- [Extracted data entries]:
++++++++++++++++++++
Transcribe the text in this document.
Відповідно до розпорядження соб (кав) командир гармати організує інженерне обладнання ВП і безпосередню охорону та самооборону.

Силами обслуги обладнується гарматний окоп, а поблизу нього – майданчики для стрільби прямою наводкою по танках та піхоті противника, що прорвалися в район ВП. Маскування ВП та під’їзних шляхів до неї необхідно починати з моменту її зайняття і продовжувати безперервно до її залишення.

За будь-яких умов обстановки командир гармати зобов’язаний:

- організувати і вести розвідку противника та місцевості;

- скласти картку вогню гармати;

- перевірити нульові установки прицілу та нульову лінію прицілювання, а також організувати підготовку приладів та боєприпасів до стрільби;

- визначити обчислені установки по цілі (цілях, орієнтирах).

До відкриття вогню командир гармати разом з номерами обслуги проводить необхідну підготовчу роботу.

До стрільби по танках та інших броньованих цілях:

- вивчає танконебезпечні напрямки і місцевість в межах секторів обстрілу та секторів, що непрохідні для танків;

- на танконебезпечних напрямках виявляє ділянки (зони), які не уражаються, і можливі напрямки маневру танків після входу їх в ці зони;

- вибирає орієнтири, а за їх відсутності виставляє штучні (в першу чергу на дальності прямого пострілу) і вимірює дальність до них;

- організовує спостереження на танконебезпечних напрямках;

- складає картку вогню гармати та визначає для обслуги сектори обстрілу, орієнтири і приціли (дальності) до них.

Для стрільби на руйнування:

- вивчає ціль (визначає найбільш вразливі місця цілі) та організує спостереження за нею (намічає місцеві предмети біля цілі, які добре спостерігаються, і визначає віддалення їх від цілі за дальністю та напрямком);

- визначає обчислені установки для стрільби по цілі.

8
++++++++++++++++++++
Search the entries for "обстрілу" and copy out each line that has it.

- [ANSWER FOR THIS EXERCISE]:
- вивчає танконебезпечні напрямки і місцевість в межах секторів обстрілу та секторів, що непрохідні для танків;
- складає картку вогню гармати та визначає для обслуги сектори обстрілу, орієнтири і приціли (дальності) до них.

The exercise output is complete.